▶ [Complete the following]
**1.** In the forum thread about the hangman sissy bar, what height did the original poster measure for the bar?
**2.** Carry on the forum thread about the hangman noose sissy bar from the point where it stops.

▶ [Selected excerpt]

** Start **

# "Hangman" noose sissy bar



## spomalley86 (Jan 28, 2020)

I recently acquired this bike that has the hangman sissy bar. I do know these were reproduced some time ago.  Does anyone have the dimensions of the orginal version that came out in the 60s? Thanks in advance
Sean


----------



## unregistered (Jan 29, 2020)

That looks way too rusty to be repop.


----------



## THE STIG (Jan 29, 2020)

they don't do chrome like that on repo


----------



## bricycle (Jan 29, 2020)

maybe he thinks someone recently added the noose...


----------



## spomalley86 (Jan 29, 2020)

Didn't they reproduce them a few years later? Not recently ofcourse.  I measured, it's about 48 inches in height. I found bill matthews ads saying it was 50 inches in length


----------



## THE STIG (Jan 29, 2020)

** End **

▶ [Data records]
** Start **

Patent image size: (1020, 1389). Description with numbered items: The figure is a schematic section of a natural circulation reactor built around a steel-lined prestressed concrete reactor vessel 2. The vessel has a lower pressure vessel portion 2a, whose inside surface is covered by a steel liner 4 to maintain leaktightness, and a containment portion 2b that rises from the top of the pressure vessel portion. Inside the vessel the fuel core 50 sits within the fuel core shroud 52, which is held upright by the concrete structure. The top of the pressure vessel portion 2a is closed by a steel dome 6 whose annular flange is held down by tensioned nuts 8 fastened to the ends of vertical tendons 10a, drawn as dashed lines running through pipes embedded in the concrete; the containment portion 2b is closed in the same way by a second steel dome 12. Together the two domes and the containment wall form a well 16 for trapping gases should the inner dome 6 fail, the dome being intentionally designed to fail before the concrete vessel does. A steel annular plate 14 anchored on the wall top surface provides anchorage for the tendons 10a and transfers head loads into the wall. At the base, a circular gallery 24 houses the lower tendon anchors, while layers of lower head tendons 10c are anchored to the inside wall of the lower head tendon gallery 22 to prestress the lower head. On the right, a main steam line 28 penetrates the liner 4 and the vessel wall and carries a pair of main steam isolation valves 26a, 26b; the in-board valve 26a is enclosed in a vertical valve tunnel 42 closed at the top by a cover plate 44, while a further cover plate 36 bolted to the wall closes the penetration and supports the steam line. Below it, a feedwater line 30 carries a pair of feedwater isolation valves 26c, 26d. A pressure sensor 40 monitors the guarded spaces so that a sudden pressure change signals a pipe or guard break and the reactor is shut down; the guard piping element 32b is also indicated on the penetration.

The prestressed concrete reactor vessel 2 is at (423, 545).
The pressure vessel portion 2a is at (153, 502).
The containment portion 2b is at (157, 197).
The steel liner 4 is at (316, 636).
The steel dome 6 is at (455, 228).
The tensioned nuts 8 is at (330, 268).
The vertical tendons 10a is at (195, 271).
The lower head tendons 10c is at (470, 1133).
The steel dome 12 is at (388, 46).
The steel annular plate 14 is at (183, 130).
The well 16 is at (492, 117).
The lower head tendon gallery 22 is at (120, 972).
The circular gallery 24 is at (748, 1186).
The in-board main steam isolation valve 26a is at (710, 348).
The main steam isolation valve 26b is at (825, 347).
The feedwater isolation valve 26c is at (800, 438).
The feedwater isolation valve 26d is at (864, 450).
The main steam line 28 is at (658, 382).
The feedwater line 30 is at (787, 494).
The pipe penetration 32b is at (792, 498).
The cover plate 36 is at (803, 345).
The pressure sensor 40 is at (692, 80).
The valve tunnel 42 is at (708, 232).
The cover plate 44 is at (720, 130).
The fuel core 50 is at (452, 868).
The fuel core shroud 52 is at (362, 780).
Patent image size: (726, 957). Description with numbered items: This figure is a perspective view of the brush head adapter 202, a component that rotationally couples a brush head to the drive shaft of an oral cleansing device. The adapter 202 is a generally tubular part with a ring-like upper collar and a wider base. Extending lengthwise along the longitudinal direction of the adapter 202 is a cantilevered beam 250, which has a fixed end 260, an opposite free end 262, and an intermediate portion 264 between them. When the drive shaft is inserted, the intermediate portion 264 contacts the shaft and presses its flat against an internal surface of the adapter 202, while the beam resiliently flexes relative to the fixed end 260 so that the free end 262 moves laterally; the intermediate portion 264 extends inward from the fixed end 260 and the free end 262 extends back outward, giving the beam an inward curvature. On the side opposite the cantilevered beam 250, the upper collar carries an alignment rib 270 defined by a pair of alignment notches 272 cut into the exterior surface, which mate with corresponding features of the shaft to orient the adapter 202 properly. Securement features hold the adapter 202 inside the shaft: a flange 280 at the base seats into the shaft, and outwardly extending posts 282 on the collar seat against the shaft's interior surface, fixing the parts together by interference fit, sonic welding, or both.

** End **

▶ [Answers by task]
**1.** About 48 inches.

**2.**
spomalley86 said:


> Didn't they reproduce them a few years later? Not recently ofcourse.  I measured, it's about 48 inches in height. I found bill matthews ads saying it was 50 inches in length




how did you measure ?  from the side tip-tip 48"...  if you measure from tip down the front to the end (over the bend) it'll be longer


----------



## spomalley86 (Jan 29, 2020)

I will check it out when I get back to base, I was also under the impression the bar had three mounting holes instead of two


----------



## spomalley86 (Jan 29, 2020)

Yeah it's a little over 48 inches


----------



## ZE52414 (Jan 29, 2020)

Is that a 20” straightbar frame?


----------



## spomalley86 (Jan 29, 2020)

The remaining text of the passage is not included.